[Entries from a visual dataset]
+-------+

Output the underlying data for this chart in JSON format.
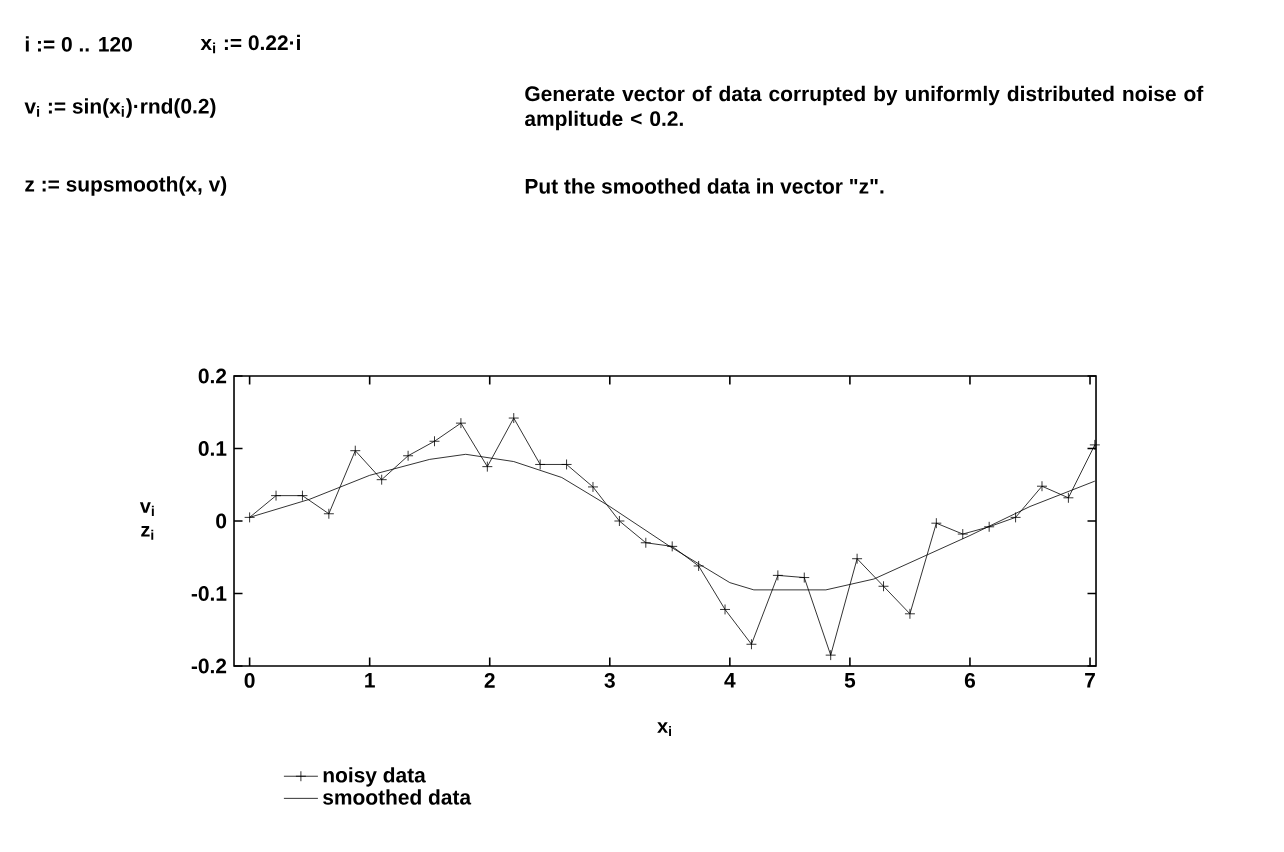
{
  "chart_data": {
    "type": "line",
    "xlabel": "x$_{i}$",
    "ylabel": "v$_{i}$ z$_{i}$",
    "annotations": [
      "i := 0 .. 120",
      "x$_{i}$ := 0.22·i",
      "v$_{i}$ := sin(x$_{i}$)·rnd(0.2)",
      "Generate vector of data corrupted by uniformly distributed noise of amplitude < 0.2.",
      "z := supsmooth(x, v)",
      "Put the smoothed data in vector \"z\"."
    ],
    "series": [
      {
        "name": "noisy data",
        "color": "#000000",
        "marker": "cross",
        "x": [
          0,
          0.22,
          0.44,
          0.66,
          0.88,
          1.1,
          1.32,
          1.54,
          1.76,
          1.98,
          2.2,
          2.42,
          2.64,
          2.86,
          3.08,
          3.3,
          3.52,
          3.74,
          3.96,
          4.18,
          4.4,
          4.62,
          4.84,
          5.06,
          5.28,
          5.5,
          5.72,
          5.94,
          6.16,
          6.38,
          6.6,
          6.82,
          7.04
        ],
        "values": [
          0.005,
          0.035,
          0.035,
          0.01,
          0.097,
          0.057,
          0.09,
          0.11,
          0.135,
          0.075,
          0.142,
          0.078,
          0.078,
          0.047,
          0.0,
          -0.03,
          -0.035,
          -0.062,
          -0.122,
          -0.17,
          -0.075,
          -0.078,
          -0.185,
          -0.052,
          -0.09,
          -0.128,
          -0.003,
          -0.018,
          -0.008,
          0.005,
          0.048,
          0.032,
          0.105
        ]
      },
      {
        "name": "smoothed data",
        "color": "#000000",
        "marker": "none",
        "x": [
          0,
          0.5,
          1.0,
          1.5,
          1.8,
          2.2,
          2.6,
          3.0,
          3.5,
          4.0,
          4.2,
          4.8,
          5.2,
          5.6,
          6.0,
          6.5,
          7.04
        ],
        "values": [
          0.005,
          0.03,
          0.063,
          0.085,
          0.092,
          0.082,
          0.06,
          0.02,
          -0.035,
          -0.085,
          -0.095,
          -0.095,
          -0.08,
          -0.05,
          -0.02,
          0.02,
          0.055
        ]
      }
    ],
    "xlim": [
      -0.13,
      7.05
    ],
    "ylim": [
      -0.2,
      0.2
    ],
    "xticks": [
      0,
      1,
      2,
      3,
      4,
      5,
      6,
      7
    ],
    "yticks": [
      -0.2,
      -0.1,
      0,
      0.1,
      0.2
    ],
    "grid": false,
    "legend": "bottom left"
  }
}
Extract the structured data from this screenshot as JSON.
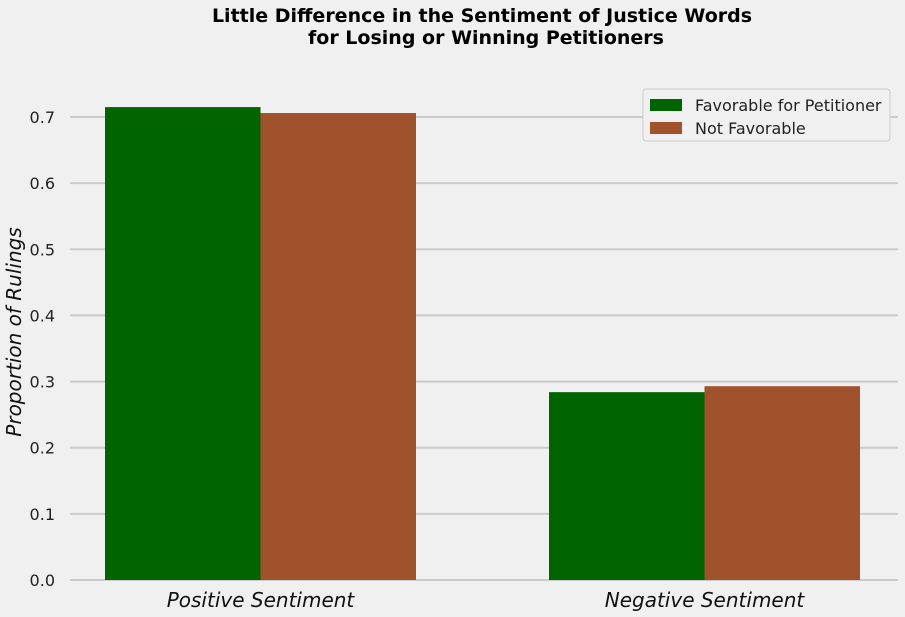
{
  "chart_data": {
    "type": "bar",
    "title": "Little Difference in the Sentiment of Justice Words\nfor Losing or Winning Petitioners",
    "xlabel": "",
    "ylabel": "Proportion of Rulings",
    "categories": [
      "Positive Sentiment",
      "Negative Sentiment"
    ],
    "series": [
      {
        "name": "Favorable for Petitioner",
        "color": "#006400",
        "values": [
          0.715,
          0.284
        ]
      },
      {
        "name": "Not Favorable",
        "color": "#a0522d",
        "values": [
          0.706,
          0.293
        ]
      }
    ],
    "ylim": [
      0,
      0.7
    ],
    "yticks": [
      "0.0",
      "0.1",
      "0.2",
      "0.3",
      "0.4",
      "0.5",
      "0.6",
      "0.7"
    ],
    "grid": "horizontal",
    "legend_position": "top-right"
  },
  "colors": {
    "background": "#f0f0f0",
    "grid": "#cbcbcb",
    "legend_background": "#f0f0f0",
    "legend_border": "#cccccc"
  }
}
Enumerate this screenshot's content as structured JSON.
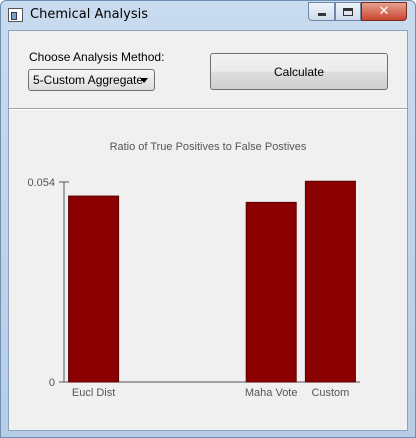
{
  "window": {
    "title": "Chemical Analysis",
    "close_glyph": "✕"
  },
  "controls": {
    "method_label": "Choose Analysis Method:",
    "method_value": "5-Custom Aggregate",
    "calculate_label": "Calculate"
  },
  "chart_data": {
    "type": "bar",
    "title": "Ratio of True Positives to False Postives",
    "categories": [
      "Eucl Dist",
      "",
      "",
      "Maha Vote",
      "Custom"
    ],
    "values": [
      0.0502,
      null,
      null,
      0.0485,
      0.0542
    ],
    "ytick_labels": [
      "0",
      "0.054"
    ],
    "ytick_values": [
      0,
      0.054
    ],
    "ylim": [
      0,
      0.054
    ],
    "bar_color": "#8b0000",
    "grid": false
  }
}
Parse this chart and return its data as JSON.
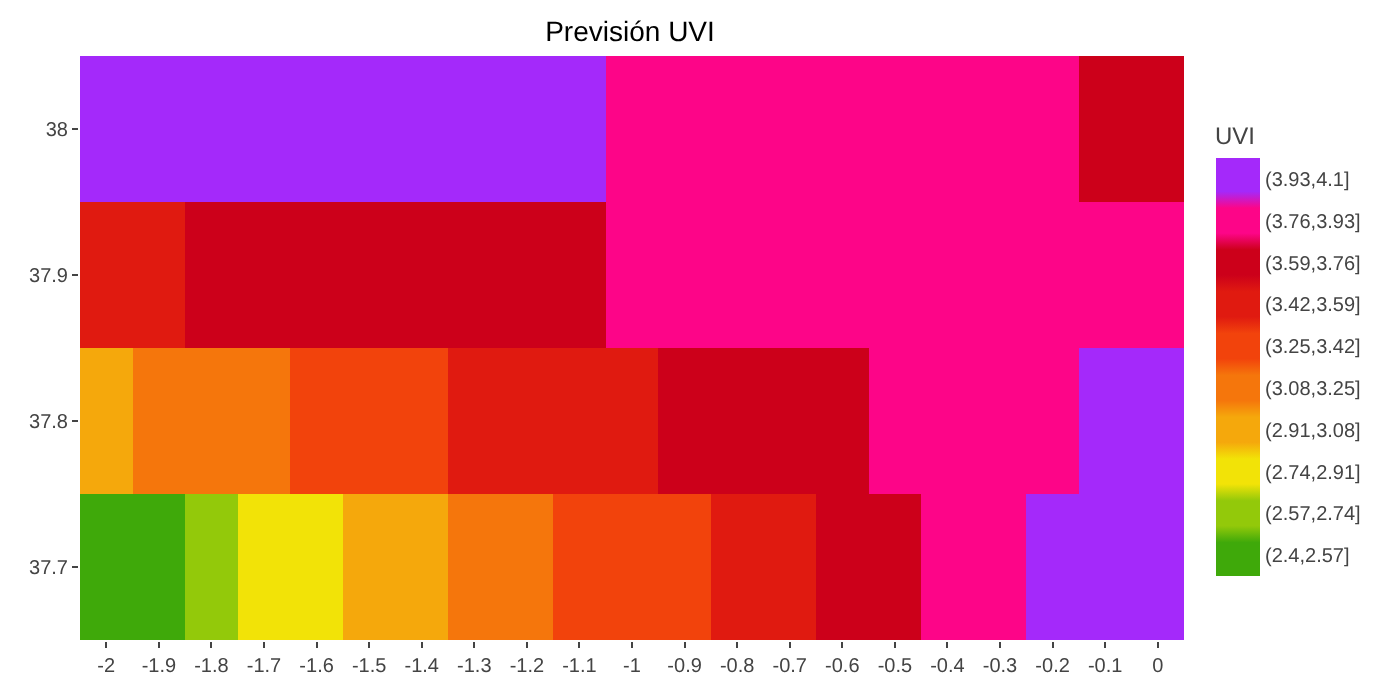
{
  "chart_data": {
    "type": "heatmap",
    "title": "Previsión UVI",
    "clabel": "UVI",
    "categories": [
      "-2",
      "-1.9",
      "-1.8",
      "-1.7",
      "-1.6",
      "-1.5",
      "-1.4",
      "-1.3",
      "-1.2",
      "-1.1",
      "-1",
      "-0.9",
      "-0.8",
      "-0.7",
      "-0.6",
      "-0.5",
      "-0.4",
      "-0.3",
      "-0.2",
      "-0.1",
      "0"
    ],
    "y_categories": [
      "38",
      "37.9",
      "37.8",
      "37.7"
    ],
    "cells": [
      [
        4.015,
        4.015,
        4.015,
        4.015,
        4.015,
        4.015,
        4.015,
        4.015,
        4.015,
        4.015,
        3.845,
        3.845,
        3.845,
        3.845,
        3.845,
        3.845,
        3.845,
        3.845,
        3.845,
        3.675,
        3.675
      ],
      [
        3.505,
        3.505,
        3.675,
        3.675,
        3.675,
        3.675,
        3.675,
        3.675,
        3.675,
        3.675,
        3.845,
        3.845,
        3.845,
        3.845,
        3.845,
        3.845,
        3.845,
        3.845,
        3.845,
        3.845,
        3.845
      ],
      [
        2.995,
        3.165,
        3.165,
        3.165,
        3.335,
        3.335,
        3.335,
        3.505,
        3.505,
        3.505,
        3.505,
        3.675,
        3.675,
        3.675,
        3.675,
        3.845,
        3.845,
        3.845,
        3.845,
        4.015,
        4.015
      ],
      [
        2.485,
        2.485,
        2.655,
        2.825,
        2.825,
        2.995,
        2.995,
        3.165,
        3.165,
        3.335,
        3.335,
        3.335,
        3.505,
        3.505,
        3.675,
        3.675,
        3.845,
        3.845,
        4.015,
        4.015,
        4.015
      ]
    ],
    "clim": [
      2.4,
      4.1
    ],
    "cticks": [
      {
        "value": 2.485,
        "label": "(2.4,2.57]"
      },
      {
        "value": 2.655,
        "label": "(2.57,2.74]"
      },
      {
        "value": 2.825,
        "label": "(2.74,2.91]"
      },
      {
        "value": 2.995,
        "label": "(2.91,3.08]"
      },
      {
        "value": 3.165,
        "label": "(3.08,3.25]"
      },
      {
        "value": 3.335,
        "label": "(3.25,3.42]"
      },
      {
        "value": 3.505,
        "label": "(3.42,3.59]"
      },
      {
        "value": 3.675,
        "label": "(3.59,3.76]"
      },
      {
        "value": 3.845,
        "label": "(3.76,3.93]"
      },
      {
        "value": 4.015,
        "label": "(3.93,4.1]"
      }
    ],
    "colors": [
      "#3fa90a",
      "#93c90a",
      "#f2e307",
      "#f5a80c",
      "#f5760c",
      "#f2430c",
      "#e01a10",
      "#cc001a",
      "#fd0588",
      "#a429fa"
    ]
  }
}
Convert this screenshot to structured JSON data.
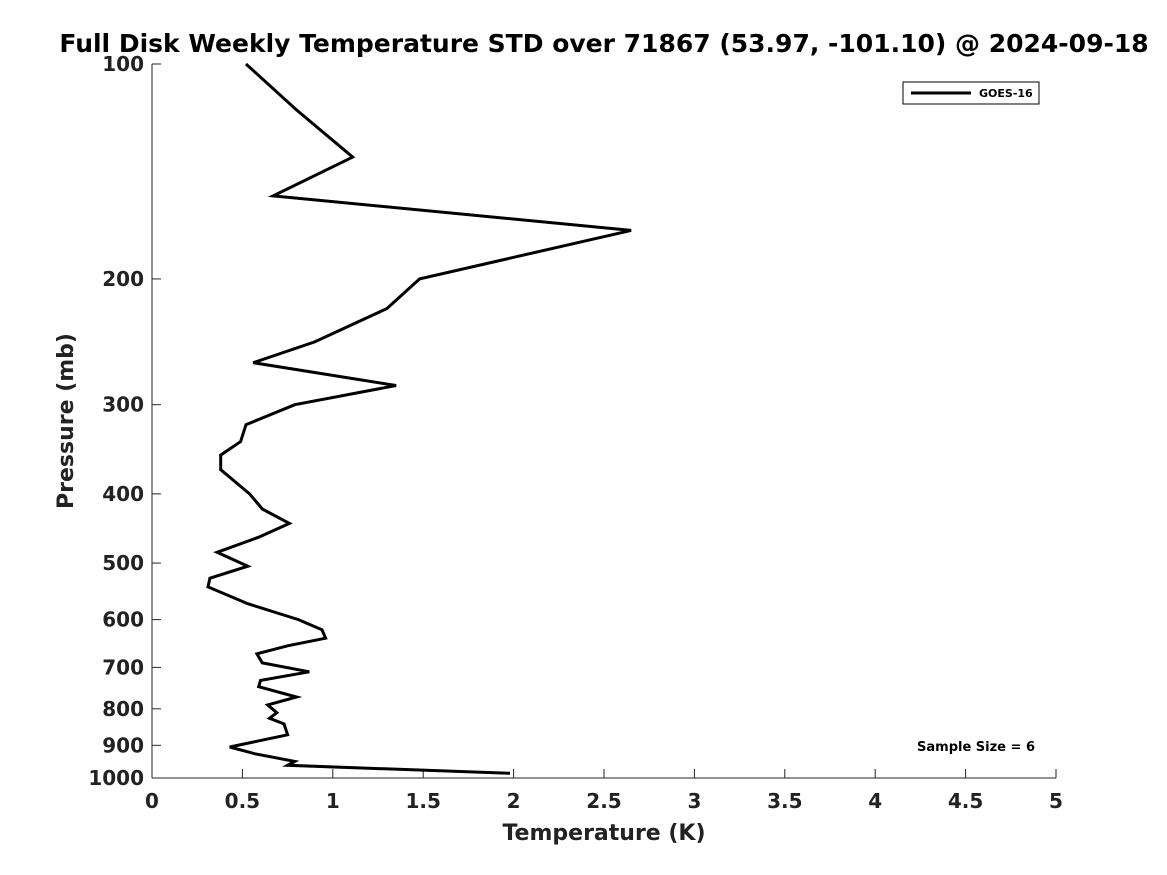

+-------+

Written exercise
Within the records, how many lines include "Sentiment"? The answer is the number and nothing else.

Result below
3